** START OF SUPPLIED RECORDS **
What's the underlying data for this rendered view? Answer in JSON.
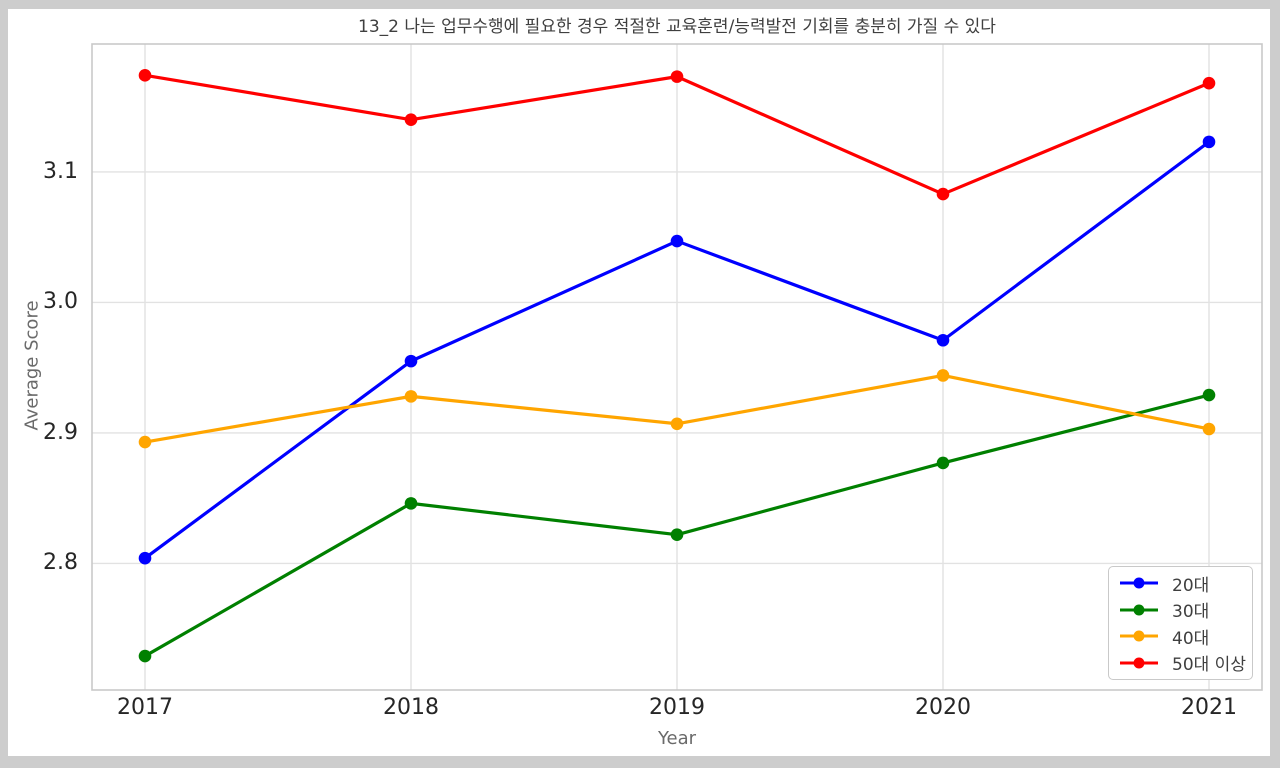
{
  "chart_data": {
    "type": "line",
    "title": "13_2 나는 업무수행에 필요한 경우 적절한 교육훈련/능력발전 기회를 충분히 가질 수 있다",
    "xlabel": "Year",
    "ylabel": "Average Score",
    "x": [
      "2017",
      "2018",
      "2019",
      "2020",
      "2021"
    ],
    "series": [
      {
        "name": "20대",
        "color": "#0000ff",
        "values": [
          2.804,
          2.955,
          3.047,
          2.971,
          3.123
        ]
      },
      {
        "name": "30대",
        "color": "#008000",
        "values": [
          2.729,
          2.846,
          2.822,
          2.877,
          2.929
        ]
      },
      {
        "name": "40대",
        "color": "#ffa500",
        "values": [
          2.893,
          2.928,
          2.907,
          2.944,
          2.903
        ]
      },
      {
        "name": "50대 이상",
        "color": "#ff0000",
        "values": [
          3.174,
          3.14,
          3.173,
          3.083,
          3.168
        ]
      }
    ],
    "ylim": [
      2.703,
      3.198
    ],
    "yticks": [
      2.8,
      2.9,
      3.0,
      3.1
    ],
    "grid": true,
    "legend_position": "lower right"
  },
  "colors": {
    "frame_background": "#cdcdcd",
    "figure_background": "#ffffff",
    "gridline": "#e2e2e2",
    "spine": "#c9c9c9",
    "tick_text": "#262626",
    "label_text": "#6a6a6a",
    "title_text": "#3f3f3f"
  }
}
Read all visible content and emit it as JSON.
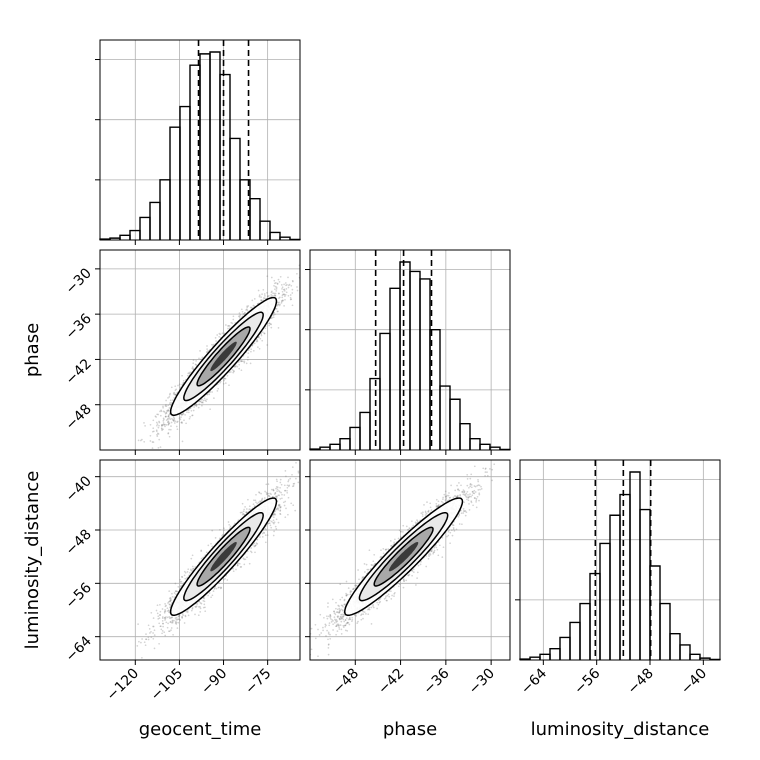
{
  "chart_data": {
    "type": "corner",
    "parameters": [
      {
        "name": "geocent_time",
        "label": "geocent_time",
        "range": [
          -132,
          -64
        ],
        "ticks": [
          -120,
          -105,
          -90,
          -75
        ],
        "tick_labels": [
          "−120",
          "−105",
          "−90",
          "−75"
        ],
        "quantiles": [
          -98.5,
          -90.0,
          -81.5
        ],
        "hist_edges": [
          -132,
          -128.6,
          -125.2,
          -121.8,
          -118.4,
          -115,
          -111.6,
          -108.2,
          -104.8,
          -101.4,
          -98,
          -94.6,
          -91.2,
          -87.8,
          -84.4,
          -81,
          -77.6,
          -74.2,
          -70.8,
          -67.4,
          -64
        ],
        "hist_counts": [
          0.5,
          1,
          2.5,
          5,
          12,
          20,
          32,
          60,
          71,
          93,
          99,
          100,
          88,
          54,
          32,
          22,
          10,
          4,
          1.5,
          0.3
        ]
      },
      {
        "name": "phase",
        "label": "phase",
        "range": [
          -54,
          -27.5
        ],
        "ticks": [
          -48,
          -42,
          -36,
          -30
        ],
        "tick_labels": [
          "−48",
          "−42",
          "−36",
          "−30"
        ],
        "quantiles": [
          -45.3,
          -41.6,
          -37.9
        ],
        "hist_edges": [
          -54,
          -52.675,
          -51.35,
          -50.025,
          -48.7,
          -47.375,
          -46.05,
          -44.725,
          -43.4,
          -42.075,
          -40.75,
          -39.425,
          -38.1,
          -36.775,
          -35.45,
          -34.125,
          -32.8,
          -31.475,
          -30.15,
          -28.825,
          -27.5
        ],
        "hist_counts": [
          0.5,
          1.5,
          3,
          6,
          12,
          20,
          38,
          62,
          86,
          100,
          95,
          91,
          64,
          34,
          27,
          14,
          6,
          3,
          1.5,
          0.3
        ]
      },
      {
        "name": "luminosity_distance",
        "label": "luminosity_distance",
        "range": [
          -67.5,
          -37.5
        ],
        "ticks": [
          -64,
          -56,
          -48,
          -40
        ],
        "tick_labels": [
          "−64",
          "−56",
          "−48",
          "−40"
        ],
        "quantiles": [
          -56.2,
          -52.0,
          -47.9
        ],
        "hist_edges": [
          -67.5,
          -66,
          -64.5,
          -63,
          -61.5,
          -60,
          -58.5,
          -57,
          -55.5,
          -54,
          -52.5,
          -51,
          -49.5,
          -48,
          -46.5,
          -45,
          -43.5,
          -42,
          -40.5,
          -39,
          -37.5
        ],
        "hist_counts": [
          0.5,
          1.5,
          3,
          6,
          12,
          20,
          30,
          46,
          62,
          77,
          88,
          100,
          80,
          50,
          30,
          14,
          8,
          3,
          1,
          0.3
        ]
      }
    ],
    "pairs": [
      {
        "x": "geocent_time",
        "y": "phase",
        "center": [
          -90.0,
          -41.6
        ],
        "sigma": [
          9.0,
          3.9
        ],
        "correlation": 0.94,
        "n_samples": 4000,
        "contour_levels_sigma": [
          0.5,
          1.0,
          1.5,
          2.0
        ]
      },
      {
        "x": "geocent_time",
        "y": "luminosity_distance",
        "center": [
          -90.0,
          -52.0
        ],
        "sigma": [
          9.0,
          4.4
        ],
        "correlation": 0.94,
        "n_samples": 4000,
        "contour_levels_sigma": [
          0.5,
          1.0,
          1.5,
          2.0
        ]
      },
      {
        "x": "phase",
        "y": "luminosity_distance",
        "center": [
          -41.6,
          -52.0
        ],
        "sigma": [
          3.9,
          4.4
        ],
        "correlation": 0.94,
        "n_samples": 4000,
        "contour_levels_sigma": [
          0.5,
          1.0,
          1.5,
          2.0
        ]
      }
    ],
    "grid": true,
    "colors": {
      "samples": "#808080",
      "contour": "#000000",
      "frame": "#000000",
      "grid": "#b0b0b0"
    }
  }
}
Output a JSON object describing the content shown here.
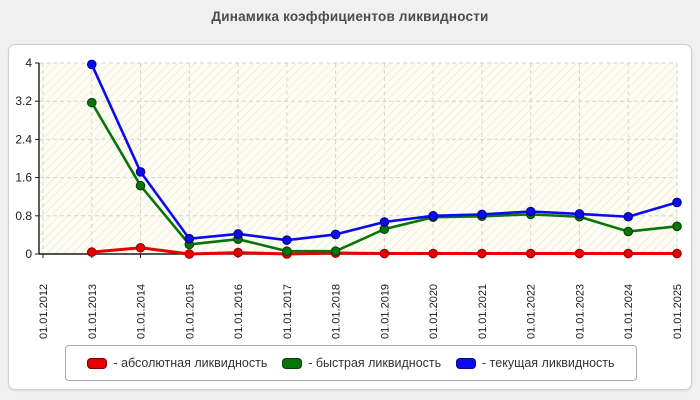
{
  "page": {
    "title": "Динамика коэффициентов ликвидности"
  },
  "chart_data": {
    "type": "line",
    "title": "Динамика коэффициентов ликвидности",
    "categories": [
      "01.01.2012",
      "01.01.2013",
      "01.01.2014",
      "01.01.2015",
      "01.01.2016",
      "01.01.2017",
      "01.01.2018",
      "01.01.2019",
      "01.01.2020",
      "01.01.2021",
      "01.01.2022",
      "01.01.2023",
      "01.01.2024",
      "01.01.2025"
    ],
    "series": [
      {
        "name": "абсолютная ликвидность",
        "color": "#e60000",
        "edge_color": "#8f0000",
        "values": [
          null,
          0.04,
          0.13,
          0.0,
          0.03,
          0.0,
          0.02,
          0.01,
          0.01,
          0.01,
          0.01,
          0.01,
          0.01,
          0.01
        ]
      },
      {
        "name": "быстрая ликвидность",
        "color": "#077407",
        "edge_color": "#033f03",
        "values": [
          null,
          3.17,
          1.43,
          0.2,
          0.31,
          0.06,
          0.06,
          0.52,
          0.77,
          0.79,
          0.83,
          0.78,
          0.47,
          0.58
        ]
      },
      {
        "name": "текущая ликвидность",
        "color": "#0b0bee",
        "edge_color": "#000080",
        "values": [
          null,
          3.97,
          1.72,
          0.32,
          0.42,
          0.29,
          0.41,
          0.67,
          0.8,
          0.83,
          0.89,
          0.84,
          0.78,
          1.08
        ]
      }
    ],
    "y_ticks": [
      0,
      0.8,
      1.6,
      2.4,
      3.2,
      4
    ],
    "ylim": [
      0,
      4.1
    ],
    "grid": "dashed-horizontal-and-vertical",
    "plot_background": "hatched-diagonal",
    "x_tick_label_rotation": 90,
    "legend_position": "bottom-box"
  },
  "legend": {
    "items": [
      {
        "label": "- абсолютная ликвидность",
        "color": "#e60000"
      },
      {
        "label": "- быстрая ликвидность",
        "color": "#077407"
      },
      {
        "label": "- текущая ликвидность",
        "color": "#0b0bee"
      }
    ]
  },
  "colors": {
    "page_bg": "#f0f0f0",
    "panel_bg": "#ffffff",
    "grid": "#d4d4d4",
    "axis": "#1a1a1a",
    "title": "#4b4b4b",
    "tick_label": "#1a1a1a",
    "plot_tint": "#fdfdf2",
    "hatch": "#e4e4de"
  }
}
** END OF SUPPLIED RECORDS **
§ SHORT TASK: Pictures in the records above are not copied; print everything else exactly.

§ RESPONSE TO THIS TASK:
What's the underlying data for this rendered view? Answer in JSON.
{
  "chart_data": {
    "type": "line",
    "title": "13_2 나는 업무수행에 필요한 경우 적절한 교육훈련/능력발전 기회를 충분히 가질 수 있다",
    "xlabel": "Year",
    "ylabel": "Average Score",
    "x": [
      "2017",
      "2018",
      "2019",
      "2020",
      "2021"
    ],
    "series": [
      {
        "name": "20대",
        "color": "#0000ff",
        "values": [
          2.804,
          2.955,
          3.047,
          2.971,
          3.123
        ]
      },
      {
        "name": "30대",
        "color": "#008000",
        "values": [
          2.729,
          2.846,
          2.822,
          2.877,
          2.929
        ]
      },
      {
        "name": "40대",
        "color": "#ffa500",
        "values": [
          2.893,
          2.928,
          2.907,
          2.944,
          2.903
        ]
      },
      {
        "name": "50대 이상",
        "color": "#ff0000",
        "values": [
          3.174,
          3.14,
          3.173,
          3.083,
          3.168
        ]
      }
    ],
    "ylim": [
      2.703,
      3.198
    ],
    "yticks": [
      2.8,
      2.9,
      3.0,
      3.1
    ],
    "grid": true,
    "legend_position": "lower right"
  },
  "colors": {
    "frame_background": "#cdcdcd",
    "figure_background": "#ffffff",
    "gridline": "#e2e2e2",
    "spine": "#c9c9c9",
    "tick_text": "#262626",
    "label_text": "#6a6a6a",
    "title_text": "#3f3f3f"
  }
}
Read all visible content and emit it as JSON.
{
  "chart_data": {
    "type": "corner",
    "parameters": [
      {
        "name": "geocent_time",
        "label": "geocent_time",
        "range": [
          -132,
          -64
        ],
        "ticks": [
          -120,
          -105,
          -90,
          -75
        ],
        "tick_labels": [
          "−120",
          "−105",
          "−90",
          "−75"
        ],
        "quantiles": [
          -98.5,
          -90.0,
          -81.5
        ],
        "hist_edges": [
          -132,
          -128.6,
          -125.2,
          -121.8,
          -118.4,
          -115,
          -111.6,
          -108.2,
          -104.8,
          -101.4,
          -98,
          -94.6,
          -91.2,
          -87.8,
          -84.4,
          -81,
          -77.6,
          -74.2,
          -70.8,
          -67.4,
          -64
        ],
        "hist_counts": [
          0.5,
          1,
          2.5,
          5,
          12,
          20,
          32,
          60,
          71,
          93,
          99,
          100,
          88,
          54,
          32,
          22,
          10,
          4,
          1.5,
          0.3
        ]
      },
      {
        "name": "phase",
        "label": "phase",
        "range": [
          -54,
          -27.5
        ],
        "ticks": [
          -48,
          -42,
          -36,
          -30
        ],
        "tick_labels": [
          "−48",
          "−42",
          "−36",
          "−30"
        ],
        "quantiles": [
          -45.3,
          -41.6,
          -37.9
        ],
        "hist_edges": [
          -54,
          -52.675,
          -51.35,
          -50.025,
          -48.7,
          -47.375,
          -46.05,
          -44.725,
          -43.4,
          -42.075,
          -40.75,
          -39.425,
          -38.1,
          -36.775,
          -35.45,
          -34.125,
          -32.8,
          -31.475,
          -30.15,
          -28.825,
          -27.5
        ],
        "hist_counts": [
          0.5,
          1.5,
          3,
          6,
          12,
          20,
          38,
          62,
          86,
          100,
          95,
          91,
          64,
          34,
          27,
          14,
          6,
          3,
          1.5,
          0.3
        ]
      },
      {
        "name": "luminosity_distance",
        "label": "luminosity_distance",
        "range": [
          -67.5,
          -37.5
        ],
        "ticks": [
          -64,
          -56,
          -48,
          -40
        ],
        "tick_labels": [
          "−64",
          "−56",
          "−48",
          "−40"
        ],
        "quantiles": [
          -56.2,
          -52.0,
          -47.9
        ],
        "hist_edges": [
          -67.5,
          -66,
          -64.5,
          -63,
          -61.5,
          -60,
          -58.5,
          -57,
          -55.5,
          -54,
          -52.5,
          -51,
          -49.5,
          -48,
          -46.5,
          -45,
          -43.5,
          -42,
          -40.5,
          -39,
          -37.5
        ],
        "hist_counts": [
          0.5,
          1.5,
          3,
          6,
          12,
          20,
          30,
          46,
          62,
          77,
          88,
          100,
          80,
          50,
          30,
          14,
          8,
          3,
          1,
          0.3
        ]
      }
    ],
    "pairs": [
      {
        "x": "geocent_time",
        "y": "phase",
        "center": [
          -90.0,
          -41.6
        ],
        "sigma": [
          9.0,
          3.9
        ],
        "correlation": 0.94,
        "n_samples": 4000,
        "contour_levels_sigma": [
          0.5,
          1.0,
          1.5,
          2.0
        ]
      },
      {
        "x": "geocent_time",
        "y": "luminosity_distance",
        "center": [
          -90.0,
          -52.0
        ],
        "sigma": [
          9.0,
          4.4
        ],
        "correlation": 0.94,
        "n_samples": 4000,
        "contour_levels_sigma": [
          0.5,
          1.0,
          1.5,
          2.0
        ]
      },
      {
        "x": "phase",
        "y": "luminosity_distance",
        "center": [
          -41.6,
          -52.0
        ],
        "sigma": [
          3.9,
          4.4
        ],
        "correlation": 0.94,
        "n_samples": 4000,
        "contour_levels_sigma": [
          0.5,
          1.0,
          1.5,
          2.0
        ]
      }
    ],
    "grid": true,
    "colors": {
      "samples": "#808080",
      "contour": "#000000",
      "frame": "#000000",
      "grid": "#b0b0b0"
    }
  }
}
Output a JSON object describing the content shown here.
{
  "page": {
    "title": "Динамика коэффициентов ликвидности"
  },
  "chart_data": {
    "type": "line",
    "title": "Динамика коэффициентов ликвидности",
    "categories": [
      "01.01.2012",
      "01.01.2013",
      "01.01.2014",
      "01.01.2015",
      "01.01.2016",
      "01.01.2017",
      "01.01.2018",
      "01.01.2019",
      "01.01.2020",
      "01.01.2021",
      "01.01.2022",
      "01.01.2023",
      "01.01.2024",
      "01.01.2025"
    ],
    "series": [
      {
        "name": "абсолютная ликвидность",
        "color": "#e60000",
        "edge_color": "#8f0000",
        "values": [
          null,
          0.04,
          0.13,
          0.0,
          0.03,
          0.0,
          0.02,
          0.01,
          0.01,
          0.01,
          0.01,
          0.01,
          0.01,
          0.01
        ]
      },
      {
        "name": "быстрая ликвидность",
        "color": "#077407",
        "edge_color": "#033f03",
        "values": [
          null,
          3.17,
          1.43,
          0.2,
          0.31,
          0.06,
          0.06,
          0.52,
          0.77,
          0.79,
          0.83,
          0.78,
          0.47,
          0.58
        ]
      },
      {
        "name": "текущая ликвидность",
        "color": "#0b0bee",
        "edge_color": "#000080",
        "values": [
          null,
          3.97,
          1.72,
          0.32,
          0.42,
          0.29,
          0.41,
          0.67,
          0.8,
          0.83,
          0.89,
          0.84,
          0.78,
          1.08
        ]
      }
    ],
    "y_ticks": [
      0,
      0.8,
      1.6,
      2.4,
      3.2,
      4
    ],
    "ylim": [
      0,
      4.1
    ],
    "grid": "dashed-horizontal-and-vertical",
    "plot_background": "hatched-diagonal",
    "x_tick_label_rotation": 90,
    "legend_position": "bottom-box"
  },
  "legend": {
    "items": [
      {
        "label": "- абсолютная ликвидность",
        "color": "#e60000"
      },
      {
        "label": "- быстрая ликвидность",
        "color": "#077407"
      },
      {
        "label": "- текущая ликвидность",
        "color": "#0b0bee"
      }
    ]
  },
  "colors": {
    "page_bg": "#f0f0f0",
    "panel_bg": "#ffffff",
    "grid": "#d4d4d4",
    "axis": "#1a1a1a",
    "title": "#4b4b4b",
    "tick_label": "#1a1a1a",
    "plot_tint": "#fdfdf2",
    "hatch": "#e4e4de"
  }
}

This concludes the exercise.